» **EXERCISE**: Return every record exactly as written.

[start DATA ENTRIES]

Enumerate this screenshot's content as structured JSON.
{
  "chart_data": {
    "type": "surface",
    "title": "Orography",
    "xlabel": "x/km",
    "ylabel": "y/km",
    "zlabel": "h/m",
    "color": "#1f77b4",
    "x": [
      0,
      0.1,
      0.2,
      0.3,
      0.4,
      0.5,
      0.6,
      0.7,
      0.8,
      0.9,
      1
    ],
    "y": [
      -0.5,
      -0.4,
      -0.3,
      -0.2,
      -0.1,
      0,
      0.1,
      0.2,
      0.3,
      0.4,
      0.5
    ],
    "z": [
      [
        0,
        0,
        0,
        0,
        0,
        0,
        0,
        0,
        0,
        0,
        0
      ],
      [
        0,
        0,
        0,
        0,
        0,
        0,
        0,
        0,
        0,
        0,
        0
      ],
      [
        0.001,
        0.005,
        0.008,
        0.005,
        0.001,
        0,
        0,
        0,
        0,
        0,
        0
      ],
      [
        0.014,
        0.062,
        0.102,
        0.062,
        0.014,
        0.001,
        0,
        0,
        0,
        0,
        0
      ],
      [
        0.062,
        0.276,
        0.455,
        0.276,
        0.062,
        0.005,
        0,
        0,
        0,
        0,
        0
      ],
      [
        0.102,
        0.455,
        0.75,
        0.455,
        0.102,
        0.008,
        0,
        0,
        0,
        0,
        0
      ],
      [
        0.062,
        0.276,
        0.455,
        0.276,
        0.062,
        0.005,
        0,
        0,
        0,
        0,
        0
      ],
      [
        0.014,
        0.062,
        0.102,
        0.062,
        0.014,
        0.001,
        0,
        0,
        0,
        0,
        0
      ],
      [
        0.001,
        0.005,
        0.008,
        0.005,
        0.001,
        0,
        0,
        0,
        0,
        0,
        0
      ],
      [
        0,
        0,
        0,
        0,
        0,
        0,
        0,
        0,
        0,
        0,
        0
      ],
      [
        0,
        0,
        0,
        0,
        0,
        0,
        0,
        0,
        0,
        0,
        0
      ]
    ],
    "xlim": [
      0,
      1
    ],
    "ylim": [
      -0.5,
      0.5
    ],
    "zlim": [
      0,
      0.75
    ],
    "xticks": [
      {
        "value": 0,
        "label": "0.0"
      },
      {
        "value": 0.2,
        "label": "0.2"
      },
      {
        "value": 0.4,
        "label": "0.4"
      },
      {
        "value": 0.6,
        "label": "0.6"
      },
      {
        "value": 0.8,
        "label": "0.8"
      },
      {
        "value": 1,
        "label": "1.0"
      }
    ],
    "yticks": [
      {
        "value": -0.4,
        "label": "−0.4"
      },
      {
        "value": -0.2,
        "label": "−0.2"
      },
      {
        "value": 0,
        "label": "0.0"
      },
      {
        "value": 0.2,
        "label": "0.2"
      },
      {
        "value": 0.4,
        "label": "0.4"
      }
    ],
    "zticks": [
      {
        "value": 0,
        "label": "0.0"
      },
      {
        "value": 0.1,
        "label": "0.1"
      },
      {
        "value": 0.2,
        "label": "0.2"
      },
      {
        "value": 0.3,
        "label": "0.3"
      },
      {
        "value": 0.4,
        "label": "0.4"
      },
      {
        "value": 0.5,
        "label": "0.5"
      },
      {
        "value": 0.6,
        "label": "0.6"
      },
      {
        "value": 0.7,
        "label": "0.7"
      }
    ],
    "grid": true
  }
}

[end DATA ENTRIES]

» **TASK RESPONSE**:
Enumerate this screenshot's content as structured JSON.
{
  "chart_data": {
    "type": "surface",
    "title": "Orography",
    "xlabel": "x/km",
    "ylabel": "y/km",
    "zlabel": "h/m",
    "color": "#1f77b4",
    "x": [
      0,
      0.1,
      0.2,
      0.3,
      0.4,
      0.5,
      0.6,
      0.7,
      0.8,
      0.9,
      1
    ],
    "y": [
      -0.5,
      -0.4,
      -0.3,
      -0.2,
      -0.1,
      0,
      0.1,
      0.2,
      0.3,
      0.4,
      0.5
    ],
    "z": [
      [
        0,
        0,
        0,
        0,
        0,
        0,
        0,
        0,
        0,
        0,
        0
      ],
      [
        0,
        0,
        0,
        0,
        0,
        0,
        0,
        0,
        0,
        0,
        0
      ],
      [
        0.001,
        0.005,
        0.008,
        0.005,
        0.001,
        0,
        0,
        0,
        0,
        0,
        0
      ],
      [
        0.014,
        0.062,
        0.102,
        0.062,
        0.014,
        0.001,
        0,
        0,
        0,
        0,
        0
      ],
      [
        0.062,
        0.276,
        0.455,
        0.276,
        0.062,
        0.005,
        0,
        0,
        0,
        0,
        0
      ],
      [
        0.102,
        0.455,
        0.75,
        0.455,
        0.102,
        0.008,
        0,
        0,
        0,
        0,
        0
      ],
      [
        0.062,
        0.276,
        0.455,
        0.276,
        0.062,
        0.005,
        0,
        0,
        0,
        0,
        0
      ],
      [
        0.014,
        0.062,
        0.102,
        0.062,
        0.014,
        0.001,
        0,
        0,
        0,
        0,
        0
      ],
      [
        0.001,
        0.005,
        0.008,
        0.005,
        0.001,
        0,
        0,
        0,
        0,
        0,
        0
      ],
      [
        0,
        0,
        0,
        0,
        0,
        0,
        0,
        0,
        0,
        0,
        0
      ],
      [
        0,
        0,
        0,
        0,
        0,
        0,
        0,
        0,
        0,
        0,
        0
      ]
    ],
    "xlim": [
      0,
      1
    ],
    "ylim": [
      -0.5,
      0.5
    ],
    "zlim": [
      0,
      0.75
    ],
    "xticks": [
      {
        "value": 0,
        "label": "0.0"
      },
      {
        "value": 0.2,
        "label": "0.2"
      },
      {
        "value": 0.4,
        "label": "0.4"
      },
      {
        "value": 0.6,
        "label": "0.6"
      },
      {
        "value": 0.8,
        "label": "0.8"
      },
      {
        "value": 1,
        "label": "1.0"
      }
    ],
    "yticks": [
      {
        "value": -0.4,
        "label": "−0.4"
      },
      {
        "value": -0.2,
        "label": "−0.2"
      },
      {
        "value": 0,
        "label": "0.0"
      },
      {
        "value": 0.2,
        "label": "0.2"
      },
      {
        "value": 0.4,
        "label": "0.4"
      }
    ],
    "zticks": [
      {
        "value": 0,
        "label": "0.0"
      },
      {
        "value": 0.1,
        "label": "0.1"
      },
      {
        "value": 0.2,
        "label": "0.2"
      },
      {
        "value": 0.3,
        "label": "0.3"
      },
      {
        "value": 0.4,
        "label": "0.4"
      },
      {
        "value": 0.5,
        "label": "0.5"
      },
      {
        "value": 0.6,
        "label": "0.6"
      },
      {
        "value": 0.7,
        "label": "0.7"
      }
    ],
    "grid": true
  }
}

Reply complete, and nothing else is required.